▸ GIVEN TASK:
Copy each line below exactly and leave the pictures out.

## Start THE DATA

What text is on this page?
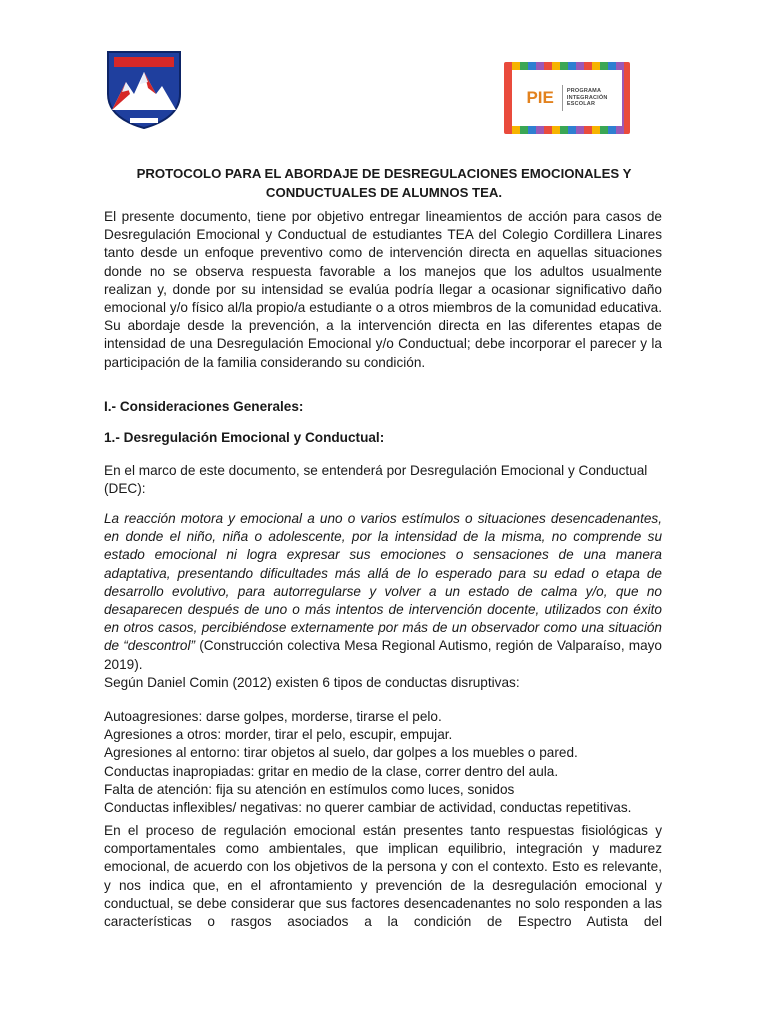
PIE PROGRAMA
INTEGRACIÓN
ESCOLAR
PROTOCOLO PARA EL ABORDAJE DE DESREGULACIONES EMOCIONALES Y
CONDUCTUALES DE ALUMNOS TEA.

El presente documento, tiene por objetivo entregar lineamientos de acción para casos de Desregulación Emocional y Conductual de estudiantes TEA del Colegio Cordillera Linares tanto desde un enfoque preventivo como de intervención directa en aquellas situaciones donde no se observa respuesta favorable a los manejos que los adultos usualmente realizan y, donde por su intensidad se evalúa podría llegar a ocasionar significativo daño emocional y/o físico al/la propio/a estudiante o a otros miembros de la comunidad educativa. Su abordaje desde la prevención, a la intervención directa en las diferentes etapas de intensidad de una Desregulación Emocional y/o Conductual; debe incorporar el parecer y la participación de la familia considerando su condición.

I.- Consideraciones Generales:

1.- Desregulación Emocional y Conductual:

En el marco de este documento, se entenderá por Desregulación Emocional y Conductual (DEC):

La reacción motora y emocional a uno o varios estímulos o situaciones desencadenantes, en donde el niño, niña o adolescente, por la intensidad de la misma, no comprende su estado emocional ni logra expresar sus emociones o sensaciones de una manera adaptativa, presentando dificultades más allá de lo esperado para su edad o etapa de desarrollo evolutivo, para autorregularse y volver a un estado de calma y/o, que no desaparecen después de uno o más intentos de intervención docente, utilizados con éxito en otros casos, percibiéndose externamente por más de un observador como una situación de “descontrol” (Construcción colectiva Mesa Regional Autismo, región de Valparaíso, mayo 2019).

Según Daniel Comin (2012) existen 6 tipos de conductas disruptivas:

Autoagresiones: darse golpes, morderse, tirarse el pelo.
Agresiones a otros: morder, tirar el pelo, escupir, empujar.
Agresiones al entorno: tirar objetos al suelo, dar golpes a los muebles o pared.
Conductas inapropiadas: gritar en medio de la clase, correr dentro del aula.
Falta de atención: fija su atención en estímulos como luces, sonidos
Conductas inflexibles/ negativas: no querer cambiar de actividad, conductas repetitivas.

En el proceso de regulación emocional están presentes tanto respuestas fisiológicas y comportamentales como ambientales, que implican equilibrio, integración y madurez emocional, de acuerdo con los objetivos de la persona y con el contexto. Esto es relevante, y nos indica que, en el afrontamiento y prevención de la desregulación emocional y conductual, se debe considerar que sus factores desencadenantes no solo responden a las características o rasgos asociados a la condición de Espectro Autista del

## End THE DATA

▸ WRITTEN RESPONSE:
What text is on this page?
PIE PROGRAMA
INTEGRACIÓN
ESCOLAR
PROTOCOLO PARA EL ABORDAJE DE DESREGULACIONES EMOCIONALES Y
CONDUCTUALES DE ALUMNOS TEA.

El presente documento, tiene por objetivo entregar lineamientos de acción para casos de Desregulación Emocional y Conductual de estudiantes TEA del Colegio Cordillera Linares tanto desde un enfoque preventivo como de intervención directa en aquellas situaciones donde no se observa respuesta favorable a los manejos que los adultos usualmente realizan y, donde por su intensidad se evalúa podría llegar a ocasionar significativo daño emocional y/o físico al/la propio/a estudiante o a otros miembros de la comunidad educativa. Su abordaje desde la prevención, a la intervención directa en las diferentes etapas de intensidad de una Desregulación Emocional y/o Conductual; debe incorporar el parecer y la participación de la familia considerando su condición.

I.- Consideraciones Generales:

1.- Desregulación Emocional y Conductual:

En el marco de este documento, se entenderá por Desregulación Emocional y Conductual (DEC):

La reacción motora y emocional a uno o varios estímulos o situaciones desencadenantes, en donde el niño, niña o adolescente, por la intensidad de la misma, no comprende su estado emocional ni logra expresar sus emociones o sensaciones de una manera adaptativa, presentando dificultades más allá de lo esperado para su edad o etapa de desarrollo evolutivo, para autorregularse y volver a un estado de calma y/o, que no desaparecen después de uno o más intentos de intervención docente, utilizados con éxito en otros casos, percibiéndose externamente por más de un observador como una situación de “descontrol” (Construcción colectiva Mesa Regional Autismo, región de Valparaíso, mayo 2019).

Según Daniel Comin (2012) existen 6 tipos de conductas disruptivas:

Autoagresiones: darse golpes, morderse, tirarse el pelo.
Agresiones a otros: morder, tirar el pelo, escupir, empujar.
Agresiones al entorno: tirar objetos al suelo, dar golpes a los muebles o pared.
Conductas inapropiadas: gritar en medio de la clase, correr dentro del aula.
Falta de atención: fija su atención en estímulos como luces, sonidos
Conductas inflexibles/ negativas: no querer cambiar de actividad, conductas repetitivas.

En el proceso de regulación emocional están presentes tanto respuestas fisiológicas y comportamentales como ambientales, que implican equilibrio, integración y madurez emocional, de acuerdo con los objetivos de la persona y con el contexto. Esto es relevante, y nos indica que, en el afrontamiento y prevención de la desregulación emocional y conductual, se debe considerar que sus factores desencadenantes no solo responden a las características o rasgos asociados a la condición de Espectro Autista del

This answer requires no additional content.